─── Available data ───

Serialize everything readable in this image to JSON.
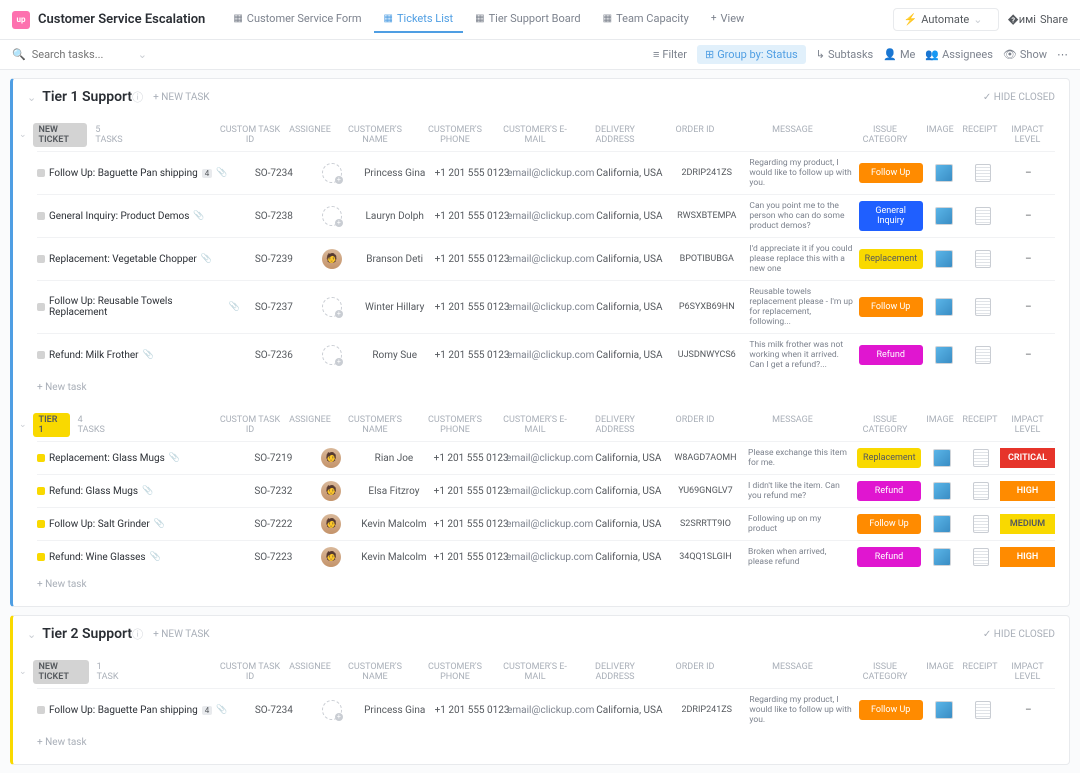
{
  "app": {
    "title": "Customer Service Escalation",
    "icon_bg": "#fd71af"
  },
  "views": [
    {
      "label": "Customer Service Form",
      "active": false
    },
    {
      "label": "Tickets List",
      "active": true
    },
    {
      "label": "Tier Support Board",
      "active": false
    },
    {
      "label": "Team Capacity",
      "active": false
    },
    {
      "label": "View",
      "active": false,
      "is_add": true
    }
  ],
  "topbar": {
    "automate": "Automate",
    "share": "Share"
  },
  "search": {
    "placeholder": "Search tasks..."
  },
  "toolbar": {
    "filter": "Filter",
    "group_by": "Group by: Status",
    "subtasks": "Subtasks",
    "me": "Me",
    "assignees": "Assignees",
    "show": "Show"
  },
  "columns": {
    "custom_task_id": "CUSTOM TASK ID",
    "assignee": "ASSIGNEE",
    "customer_name": "CUSTOMER'S NAME",
    "customer_phone": "CUSTOMER'S PHONE",
    "customer_email": "CUSTOMER'S E-MAIL",
    "delivery_address": "DELIVERY ADDRESS",
    "order_id": "ORDER ID",
    "message": "MESSAGE",
    "issue_category": "ISSUE CATEGORY",
    "image": "IMAGE",
    "receipt": "RECEIPT",
    "impact_level": "IMPACT LEVEL"
  },
  "labels": {
    "new_task": "+ NEW TASK",
    "hide_closed": "HIDE CLOSED",
    "new_task_row": "+ New task"
  },
  "category_colors": {
    "Follow Up": "#ff8b00",
    "General Inquiry": "#1f5fff",
    "Replacement": "#f9d900",
    "Refund": "#e016d0"
  },
  "impact_colors": {
    "CRITICAL": "#e6342a",
    "HIGH": "#ff8b00",
    "MEDIUM": "#f9d900"
  },
  "status_colors": {
    "NEW TICKET": "#d3d3d3",
    "TIER 1": "#f9d900"
  },
  "groups": [
    {
      "title": "Tier 1 Support",
      "class": "tier1",
      "subgroups": [
        {
          "status": "NEW TICKET",
          "status_class": "status-newticket",
          "count_label": "5 TASKS",
          "tasks": [
            {
              "name": "Follow Up: Baguette Pan shipping",
              "attach": "4",
              "dot": "#d3d3d3",
              "ctid": "SO-7234",
              "assignee": "",
              "cname": "Princess Gina",
              "phone": "+1 201 555 0123",
              "email": "email@clickup.com",
              "addr": "California, USA",
              "orderid": "2DRIP241ZS",
              "msg": "Regarding my product, I would like to follow up with you.",
              "cat": "Follow Up",
              "impact": "–"
            },
            {
              "name": "General Inquiry: Product Demos",
              "dot": "#d3d3d3",
              "ctid": "SO-7238",
              "assignee": "",
              "cname": "Lauryn Dolph",
              "phone": "+1 201 555 0123",
              "email": "email@clickup.com",
              "addr": "California, USA",
              "orderid": "RWSXBTEMPA",
              "msg": "Can you point me to the person who can do some product demos?",
              "cat": "General Inquiry",
              "impact": "–"
            },
            {
              "name": "Replacement: Vegetable Chopper",
              "dot": "#d3d3d3",
              "ctid": "SO-7239",
              "assignee": "kevin",
              "cname": "Branson Deti",
              "phone": "+1 201 555 0123",
              "email": "email@clickup.com",
              "addr": "California, USA",
              "orderid": "BPOTIBUBGA",
              "msg": "I'd appreciate it if you could please replace this with a new one",
              "cat": "Replacement",
              "impact": "–"
            },
            {
              "name": "Follow Up: Reusable Towels Replacement",
              "dot": "#d3d3d3",
              "ctid": "SO-7237",
              "assignee": "",
              "cname": "Winter Hillary",
              "phone": "+1 201 555 0123",
              "email": "email@clickup.com",
              "addr": "California, USA",
              "orderid": "P6SYXB69HN",
              "msg": "Reusable towels replacement please - I'm up for replacement, following...",
              "cat": "Follow Up",
              "impact": "–"
            },
            {
              "name": "Refund: Milk Frother",
              "dot": "#d3d3d3",
              "ctid": "SO-7236",
              "assignee": "",
              "cname": "Romy Sue",
              "phone": "+1 201 555 0123",
              "email": "email@clickup.com",
              "addr": "California, USA",
              "orderid": "UJSDNWYCS6",
              "msg": "This milk frother was not working when it arrived. Can I get a refund?...",
              "cat": "Refund",
              "impact": "–"
            }
          ]
        },
        {
          "status": "TIER 1",
          "status_class": "status-tier1",
          "count_label": "4 TASKS",
          "tasks": [
            {
              "name": "Replacement: Glass Mugs",
              "dot": "#f9d900",
              "ctid": "SO-7219",
              "assignee": "kevin",
              "cname": "Rian Joe",
              "phone": "+1 201 555 0123",
              "email": "email@clickup.com",
              "addr": "California, USA",
              "orderid": "W8AGD7AOMH",
              "msg": "Please exchange this item for me.",
              "cat": "Replacement",
              "impact": "CRITICAL"
            },
            {
              "name": "Refund: Glass Mugs",
              "dot": "#f9d900",
              "ctid": "SO-7232",
              "assignee": "kevin",
              "cname": "Elsa Fitzroy",
              "phone": "+1 201 555 0123",
              "email": "email@clickup.com",
              "addr": "California, USA",
              "orderid": "YU69GNGLV7",
              "msg": "I didn't like the item. Can you refund me?",
              "cat": "Refund",
              "impact": "HIGH"
            },
            {
              "name": "Follow Up: Salt Grinder",
              "dot": "#f9d900",
              "ctid": "SO-7222",
              "assignee": "kevin",
              "cname": "Kevin Malcolm",
              "phone": "+1 201 555 0123",
              "email": "email@clickup.com",
              "addr": "California, USA",
              "orderid": "S2SRRTT9IO",
              "msg": "Following up on my product",
              "cat": "Follow Up",
              "impact": "MEDIUM"
            },
            {
              "name": "Refund: Wine Glasses",
              "dot": "#f9d900",
              "ctid": "SO-7223",
              "assignee": "kevin",
              "cname": "Kevin Malcolm",
              "phone": "+1 201 555 0123",
              "email": "email@clickup.com",
              "addr": "California, USA",
              "orderid": "34QQ1SLGIH",
              "msg": "Broken when arrived, please refund",
              "cat": "Refund",
              "impact": "HIGH"
            }
          ]
        }
      ]
    },
    {
      "title": "Tier 2 Support",
      "class": "tier2",
      "subgroups": [
        {
          "status": "NEW TICKET",
          "status_class": "status-newticket",
          "count_label": "1 TASK",
          "tasks": [
            {
              "name": "Follow Up: Baguette Pan shipping",
              "attach": "4",
              "dot": "#d3d3d3",
              "ctid": "SO-7234",
              "assignee": "",
              "cname": "Princess Gina",
              "phone": "+1 201 555 0123",
              "email": "email@clickup.com",
              "addr": "California, USA",
              "orderid": "2DRIP241ZS",
              "msg": "Regarding my product, I would like to follow up with you.",
              "cat": "Follow Up",
              "impact": "–"
            }
          ]
        }
      ]
    }
  ]
}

───

## What is being asked
Write every entry out again exactly, dropping the pictures.

## In response
Serialize everything readable in this image to JSON.
{
  "app": {
    "title": "Customer Service Escalation",
    "icon_bg": "#fd71af"
  },
  "views": [
    {
      "label": "Customer Service Form",
      "active": false
    },
    {
      "label": "Tickets List",
      "active": true
    },
    {
      "label": "Tier Support Board",
      "active": false
    },
    {
      "label": "Team Capacity",
      "active": false
    },
    {
      "label": "View",
      "active": false,
      "is_add": true
    }
  ],
  "topbar": {
    "automate": "Automate",
    "share": "Share"
  },
  "search": {
    "placeholder": "Search tasks..."
  },
  "toolbar": {
    "filter": "Filter",
    "group_by": "Group by: Status",
    "subtasks": "Subtasks",
    "me": "Me",
    "assignees": "Assignees",
    "show": "Show"
  },
  "columns": {
    "custom_task_id": "CUSTOM TASK ID",
    "assignee": "ASSIGNEE",
    "customer_name": "CUSTOMER'S NAME",
    "customer_phone": "CUSTOMER'S PHONE",
    "customer_email": "CUSTOMER'S E-MAIL",
    "delivery_address": "DELIVERY ADDRESS",
    "order_id": "ORDER ID",
    "message": "MESSAGE",
    "issue_category": "ISSUE CATEGORY",
    "image": "IMAGE",
    "receipt": "RECEIPT",
    "impact_level": "IMPACT LEVEL"
  },
  "labels": {
    "new_task": "+ NEW TASK",
    "hide_closed": "HIDE CLOSED",
    "new_task_row": "+ New task"
  },
  "category_colors": {
    "Follow Up": "#ff8b00",
    "General Inquiry": "#1f5fff",
    "Replacement": "#f9d900",
    "Refund": "#e016d0"
  },
  "impact_colors": {
    "CRITICAL": "#e6342a",
    "HIGH": "#ff8b00",
    "MEDIUM": "#f9d900"
  },
  "status_colors": {
    "NEW TICKET": "#d3d3d3",
    "TIER 1": "#f9d900"
  },
  "groups": [
    {
      "title": "Tier 1 Support",
      "class": "tier1",
      "subgroups": [
        {
          "status": "NEW TICKET",
          "status_class": "status-newticket",
          "count_label": "5 TASKS",
          "tasks": [
            {
              "name": "Follow Up: Baguette Pan shipping",
              "attach": "4",
              "dot": "#d3d3d3",
              "ctid": "SO-7234",
              "assignee": "",
              "cname": "Princess Gina",
              "phone": "+1 201 555 0123",
              "email": "email@clickup.com",
              "addr": "California, USA",
              "orderid": "2DRIP241ZS",
              "msg": "Regarding my product, I would like to follow up with you.",
              "cat": "Follow Up",
              "impact": "–"
            },
            {
              "name": "General Inquiry: Product Demos",
              "dot": "#d3d3d3",
              "ctid": "SO-7238",
              "assignee": "",
              "cname": "Lauryn Dolph",
              "phone": "+1 201 555 0123",
              "email": "email@clickup.com",
              "addr": "California, USA",
              "orderid": "RWSXBTEMPA",
              "msg": "Can you point me to the person who can do some product demos?",
              "cat": "General Inquiry",
              "impact": "–"
            },
            {
              "name": "Replacement: Vegetable Chopper",
              "dot": "#d3d3d3",
              "ctid": "SO-7239",
              "assignee": "kevin",
              "cname": "Branson Deti",
              "phone": "+1 201 555 0123",
              "email": "email@clickup.com",
              "addr": "California, USA",
              "orderid": "BPOTIBUBGA",
              "msg": "I'd appreciate it if you could please replace this with a new one",
              "cat": "Replacement",
              "impact": "–"
            },
            {
              "name": "Follow Up: Reusable Towels Replacement",
              "dot": "#d3d3d3",
              "ctid": "SO-7237",
              "assignee": "",
              "cname": "Winter Hillary",
              "phone": "+1 201 555 0123",
              "email": "email@clickup.com",
              "addr": "California, USA",
              "orderid": "P6SYXB69HN",
              "msg": "Reusable towels replacement please - I'm up for replacement, following...",
              "cat": "Follow Up",
              "impact": "–"
            },
            {
              "name": "Refund: Milk Frother",
              "dot": "#d3d3d3",
              "ctid": "SO-7236",
              "assignee": "",
              "cname": "Romy Sue",
              "phone": "+1 201 555 0123",
              "email": "email@clickup.com",
              "addr": "California, USA",
              "orderid": "UJSDNWYCS6",
              "msg": "This milk frother was not working when it arrived. Can I get a refund?...",
              "cat": "Refund",
              "impact": "–"
            }
          ]
        },
        {
          "status": "TIER 1",
          "status_class": "status-tier1",
          "count_label": "4 TASKS",
          "tasks": [
            {
              "name": "Replacement: Glass Mugs",
              "dot": "#f9d900",
              "ctid": "SO-7219",
              "assignee": "kevin",
              "cname": "Rian Joe",
              "phone": "+1 201 555 0123",
              "email": "email@clickup.com",
              "addr": "California, USA",
              "orderid": "W8AGD7AOMH",
              "msg": "Please exchange this item for me.",
              "cat": "Replacement",
              "impact": "CRITICAL"
            },
            {
              "name": "Refund: Glass Mugs",
              "dot": "#f9d900",
              "ctid": "SO-7232",
              "assignee": "kevin",
              "cname": "Elsa Fitzroy",
              "phone": "+1 201 555 0123",
              "email": "email@clickup.com",
              "addr": "California, USA",
              "orderid": "YU69GNGLV7",
              "msg": "I didn't like the item. Can you refund me?",
              "cat": "Refund",
              "impact": "HIGH"
            },
            {
              "name": "Follow Up: Salt Grinder",
              "dot": "#f9d900",
              "ctid": "SO-7222",
              "assignee": "kevin",
              "cname": "Kevin Malcolm",
              "phone": "+1 201 555 0123",
              "email": "email@clickup.com",
              "addr": "California, USA",
              "orderid": "S2SRRTT9IO",
              "msg": "Following up on my product",
              "cat": "Follow Up",
              "impact": "MEDIUM"
            },
            {
              "name": "Refund: Wine Glasses",
              "dot": "#f9d900",
              "ctid": "SO-7223",
              "assignee": "kevin",
              "cname": "Kevin Malcolm",
              "phone": "+1 201 555 0123",
              "email": "email@clickup.com",
              "addr": "California, USA",
              "orderid": "34QQ1SLGIH",
              "msg": "Broken when arrived, please refund",
              "cat": "Refund",
              "impact": "HIGH"
            }
          ]
        }
      ]
    },
    {
      "title": "Tier 2 Support",
      "class": "tier2",
      "subgroups": [
        {
          "status": "NEW TICKET",
          "status_class": "status-newticket",
          "count_label": "1 TASK",
          "tasks": [
            {
              "name": "Follow Up: Baguette Pan shipping",
              "attach": "4",
              "dot": "#d3d3d3",
              "ctid": "SO-7234",
              "assignee": "",
              "cname": "Princess Gina",
              "phone": "+1 201 555 0123",
              "email": "email@clickup.com",
              "addr": "California, USA",
              "orderid": "2DRIP241ZS",
              "msg": "Regarding my product, I would like to follow up with you.",
              "cat": "Follow Up",
              "impact": "–"
            }
          ]
        }
      ]
    }
  ]
}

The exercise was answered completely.